[DATA FOR THE TASK]:
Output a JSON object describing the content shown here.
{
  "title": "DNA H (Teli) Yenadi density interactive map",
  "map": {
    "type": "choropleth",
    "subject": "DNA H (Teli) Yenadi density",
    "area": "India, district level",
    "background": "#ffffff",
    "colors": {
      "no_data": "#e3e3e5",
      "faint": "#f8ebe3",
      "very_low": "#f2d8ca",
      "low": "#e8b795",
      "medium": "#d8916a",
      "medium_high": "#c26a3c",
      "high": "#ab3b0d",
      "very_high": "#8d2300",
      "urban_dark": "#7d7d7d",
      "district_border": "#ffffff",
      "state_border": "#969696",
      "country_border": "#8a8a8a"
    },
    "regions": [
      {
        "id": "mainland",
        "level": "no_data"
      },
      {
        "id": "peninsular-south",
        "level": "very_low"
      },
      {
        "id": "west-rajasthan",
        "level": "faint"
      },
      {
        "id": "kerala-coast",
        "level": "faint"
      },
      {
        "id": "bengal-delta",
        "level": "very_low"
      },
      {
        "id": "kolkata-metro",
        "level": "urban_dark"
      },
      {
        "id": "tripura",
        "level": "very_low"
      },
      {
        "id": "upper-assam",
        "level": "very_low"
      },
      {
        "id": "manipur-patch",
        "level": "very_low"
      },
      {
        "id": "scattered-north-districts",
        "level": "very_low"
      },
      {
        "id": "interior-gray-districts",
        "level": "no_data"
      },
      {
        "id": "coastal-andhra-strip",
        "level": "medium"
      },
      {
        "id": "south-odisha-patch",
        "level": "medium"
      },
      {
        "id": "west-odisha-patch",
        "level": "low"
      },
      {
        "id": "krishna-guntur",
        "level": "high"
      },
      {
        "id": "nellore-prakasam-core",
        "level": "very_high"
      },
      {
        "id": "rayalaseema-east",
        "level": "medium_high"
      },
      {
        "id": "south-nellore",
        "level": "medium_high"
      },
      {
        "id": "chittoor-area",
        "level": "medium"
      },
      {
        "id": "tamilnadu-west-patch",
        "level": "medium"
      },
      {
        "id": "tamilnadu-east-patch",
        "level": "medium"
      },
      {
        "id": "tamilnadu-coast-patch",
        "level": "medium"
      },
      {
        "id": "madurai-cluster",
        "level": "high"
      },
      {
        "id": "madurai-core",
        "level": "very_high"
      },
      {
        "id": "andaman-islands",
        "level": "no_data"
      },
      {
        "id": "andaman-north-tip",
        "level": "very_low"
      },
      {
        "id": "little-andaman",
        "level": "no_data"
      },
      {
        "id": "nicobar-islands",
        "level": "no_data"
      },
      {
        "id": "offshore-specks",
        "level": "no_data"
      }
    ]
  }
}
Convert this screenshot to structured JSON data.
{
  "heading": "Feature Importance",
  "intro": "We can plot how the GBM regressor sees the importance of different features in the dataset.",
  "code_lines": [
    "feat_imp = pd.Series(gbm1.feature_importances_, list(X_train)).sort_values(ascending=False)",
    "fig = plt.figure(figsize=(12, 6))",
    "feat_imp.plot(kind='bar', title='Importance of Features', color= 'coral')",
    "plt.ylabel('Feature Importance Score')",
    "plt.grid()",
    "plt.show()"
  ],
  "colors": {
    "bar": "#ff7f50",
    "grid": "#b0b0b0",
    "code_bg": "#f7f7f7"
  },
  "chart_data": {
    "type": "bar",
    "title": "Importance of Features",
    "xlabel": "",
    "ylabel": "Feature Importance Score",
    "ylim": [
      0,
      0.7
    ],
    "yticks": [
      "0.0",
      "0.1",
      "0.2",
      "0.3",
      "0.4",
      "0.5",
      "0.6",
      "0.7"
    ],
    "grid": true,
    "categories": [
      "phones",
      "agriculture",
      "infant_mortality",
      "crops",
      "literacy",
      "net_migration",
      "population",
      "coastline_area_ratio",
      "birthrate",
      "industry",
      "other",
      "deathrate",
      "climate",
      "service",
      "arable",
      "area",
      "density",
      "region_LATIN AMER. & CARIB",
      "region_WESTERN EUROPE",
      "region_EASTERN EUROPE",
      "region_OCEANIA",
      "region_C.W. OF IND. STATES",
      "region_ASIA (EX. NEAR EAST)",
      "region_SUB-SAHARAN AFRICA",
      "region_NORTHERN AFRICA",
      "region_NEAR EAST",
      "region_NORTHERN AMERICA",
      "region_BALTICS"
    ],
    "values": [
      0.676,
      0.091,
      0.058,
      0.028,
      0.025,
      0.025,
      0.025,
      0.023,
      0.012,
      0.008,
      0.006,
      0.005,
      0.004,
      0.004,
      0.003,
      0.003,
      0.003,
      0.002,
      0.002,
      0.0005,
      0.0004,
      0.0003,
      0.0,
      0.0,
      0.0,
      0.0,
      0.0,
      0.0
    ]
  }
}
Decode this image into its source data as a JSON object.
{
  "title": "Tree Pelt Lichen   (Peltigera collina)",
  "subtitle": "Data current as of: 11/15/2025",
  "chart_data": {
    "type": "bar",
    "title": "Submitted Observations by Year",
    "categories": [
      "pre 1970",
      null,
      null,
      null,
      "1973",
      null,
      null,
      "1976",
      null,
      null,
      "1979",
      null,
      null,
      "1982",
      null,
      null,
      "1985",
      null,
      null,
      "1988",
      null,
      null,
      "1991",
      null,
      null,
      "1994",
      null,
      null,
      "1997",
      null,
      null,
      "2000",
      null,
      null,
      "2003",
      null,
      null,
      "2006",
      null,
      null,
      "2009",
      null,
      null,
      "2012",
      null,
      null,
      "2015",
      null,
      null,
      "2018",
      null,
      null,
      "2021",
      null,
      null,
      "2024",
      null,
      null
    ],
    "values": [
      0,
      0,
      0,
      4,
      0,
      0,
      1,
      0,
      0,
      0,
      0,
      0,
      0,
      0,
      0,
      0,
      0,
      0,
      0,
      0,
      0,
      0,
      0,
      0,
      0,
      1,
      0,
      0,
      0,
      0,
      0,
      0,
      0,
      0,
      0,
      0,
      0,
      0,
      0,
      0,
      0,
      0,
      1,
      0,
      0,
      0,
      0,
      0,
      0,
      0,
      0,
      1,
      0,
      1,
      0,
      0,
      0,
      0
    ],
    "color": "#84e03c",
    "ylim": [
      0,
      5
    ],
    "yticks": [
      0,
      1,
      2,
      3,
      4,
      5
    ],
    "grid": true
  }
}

[EXERCISE GOAL]:
Lines that include the word "this" are to be extracted from the data above.

[ANSWER TO THE EXERCISE]:
Convert this screenshot to structured JSON data.
Decode this image into its source data as a JSON object.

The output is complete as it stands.